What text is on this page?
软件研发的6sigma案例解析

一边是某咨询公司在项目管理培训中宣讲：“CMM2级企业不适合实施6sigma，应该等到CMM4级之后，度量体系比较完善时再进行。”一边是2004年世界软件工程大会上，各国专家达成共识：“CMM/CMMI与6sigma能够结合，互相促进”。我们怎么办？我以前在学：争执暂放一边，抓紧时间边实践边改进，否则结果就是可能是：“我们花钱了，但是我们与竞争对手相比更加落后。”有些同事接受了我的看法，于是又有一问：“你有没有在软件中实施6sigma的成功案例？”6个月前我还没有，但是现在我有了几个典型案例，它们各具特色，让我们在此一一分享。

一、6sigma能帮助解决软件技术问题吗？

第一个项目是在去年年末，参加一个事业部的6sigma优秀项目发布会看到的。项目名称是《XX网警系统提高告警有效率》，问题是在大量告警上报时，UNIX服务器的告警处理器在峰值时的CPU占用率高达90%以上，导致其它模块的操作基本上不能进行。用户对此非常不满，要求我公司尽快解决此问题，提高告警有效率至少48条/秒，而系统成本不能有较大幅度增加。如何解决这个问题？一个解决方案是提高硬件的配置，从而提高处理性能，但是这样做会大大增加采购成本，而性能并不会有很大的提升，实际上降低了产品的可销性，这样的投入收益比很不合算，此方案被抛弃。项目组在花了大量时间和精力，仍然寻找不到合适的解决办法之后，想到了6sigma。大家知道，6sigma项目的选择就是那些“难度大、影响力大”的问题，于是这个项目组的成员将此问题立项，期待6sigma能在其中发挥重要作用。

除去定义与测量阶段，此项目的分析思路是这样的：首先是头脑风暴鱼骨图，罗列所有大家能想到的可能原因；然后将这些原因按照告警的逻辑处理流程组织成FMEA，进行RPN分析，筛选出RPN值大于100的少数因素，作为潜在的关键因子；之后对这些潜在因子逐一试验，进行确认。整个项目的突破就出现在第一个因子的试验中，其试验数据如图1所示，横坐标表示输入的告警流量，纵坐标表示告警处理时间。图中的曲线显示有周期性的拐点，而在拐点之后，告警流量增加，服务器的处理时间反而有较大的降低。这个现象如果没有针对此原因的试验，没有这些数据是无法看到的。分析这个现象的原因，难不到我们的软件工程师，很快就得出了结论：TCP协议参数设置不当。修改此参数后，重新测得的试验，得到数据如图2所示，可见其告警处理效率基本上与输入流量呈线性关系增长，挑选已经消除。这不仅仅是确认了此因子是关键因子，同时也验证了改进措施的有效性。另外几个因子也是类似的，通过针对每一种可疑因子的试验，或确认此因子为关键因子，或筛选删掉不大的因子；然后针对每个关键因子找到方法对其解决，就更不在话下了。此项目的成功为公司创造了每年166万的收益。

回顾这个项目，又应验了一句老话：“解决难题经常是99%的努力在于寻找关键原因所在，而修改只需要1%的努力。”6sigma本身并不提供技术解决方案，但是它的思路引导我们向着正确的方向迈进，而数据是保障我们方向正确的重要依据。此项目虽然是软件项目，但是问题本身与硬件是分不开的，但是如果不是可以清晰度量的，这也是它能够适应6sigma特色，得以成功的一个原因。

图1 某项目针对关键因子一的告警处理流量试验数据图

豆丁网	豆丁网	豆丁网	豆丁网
-=-=-=-=-
- **What you have to do**
Produce a verbatim transcription of the entries above.

- **Result for this exercise**
What text is on this page?
软件研发的6sigma案例解析

一边是某咨询公司在项目管理培训中宣讲：“CMM2级企业不适合实施6sigma，应该等到CMM4级之后，度量体系比较完善时再进行。”一边是2004年世界软件工程大会上，各国专家达成共识：“CMM/CMMI与6sigma能够结合，互相促进”。我们怎么办？我以前在学：争执暂放一边，抓紧时间边实践边改进，否则结果就是可能是：“我们花钱了，但是我们与竞争对手相比更加落后。”有些同事接受了我的看法，于是又有一问：“你有没有在软件中实施6sigma的成功案例？”6个月前我还没有，但是现在我有了几个典型案例，它们各具特色，让我们在此一一分享。

一、6sigma能帮助解决软件技术问题吗？

第一个项目是在去年年末，参加一个事业部的6sigma优秀项目发布会看到的。项目名称是《XX网警系统提高告警有效率》，问题是在大量告警上报时，UNIX服务器的告警处理器在峰值时的CPU占用率高达90%以上，导致其它模块的操作基本上不能进行。用户对此非常不满，要求我公司尽快解决此问题，提高告警有效率至少48条/秒，而系统成本不能有较大幅度增加。如何解决这个问题？一个解决方案是提高硬件的配置，从而提高处理性能，但是这样做会大大增加采购成本，而性能并不会有很大的提升，实际上降低了产品的可销性，这样的投入收益比很不合算，此方案被抛弃。项目组在花了大量时间和精力，仍然寻找不到合适的解决办法之后，想到了6sigma。大家知道，6sigma项目的选择就是那些“难度大、影响力大”的问题，于是这个项目组的成员将此问题立项，期待6sigma能在其中发挥重要作用。

除去定义与测量阶段，此项目的分析思路是这样的：首先是头脑风暴鱼骨图，罗列所有大家能想到的可能原因；然后将这些原因按照告警的逻辑处理流程组织成FMEA，进行RPN分析，筛选出RPN值大于100的少数因素，作为潜在的关键因子；之后对这些潜在因子逐一试验，进行确认。整个项目的突破就出现在第一个因子的试验中，其试验数据如图1所示，横坐标表示输入的告警流量，纵坐标表示告警处理时间。图中的曲线显示有周期性的拐点，而在拐点之后，告警流量增加，服务器的处理时间反而有较大的降低。这个现象如果没有针对此原因的试验，没有这些数据是无法看到的。分析这个现象的原因，难不到我们的软件工程师，很快就得出了结论：TCP协议参数设置不当。修改此参数后，重新测得的试验，得到数据如图2所示，可见其告警处理效率基本上与输入流量呈线性关系增长，挑选已经消除。这不仅仅是确认了此因子是关键因子，同时也验证了改进措施的有效性。另外几个因子也是类似的，通过针对每一种可疑因子的试验，或确认此因子为关键因子，或筛选删掉不大的因子；然后针对每个关键因子找到方法对其解决，就更不在话下了。此项目的成功为公司创造了每年166万的收益。

回顾这个项目，又应验了一句老话：“解决难题经常是99%的努力在于寻找关键原因所在，而修改只需要1%的努力。”6sigma本身并不提供技术解决方案，但是它的思路引导我们向着正确的方向迈进，而数据是保障我们方向正确的重要依据。此项目虽然是软件项目，但是问题本身与硬件是分不开的，但是如果不是可以清晰度量的，这也是它能够适应6sigma特色，得以成功的一个原因。

图1 某项目针对关键因子一的告警处理流量试验数据图

豆丁网	豆丁网	豆丁网	豆丁网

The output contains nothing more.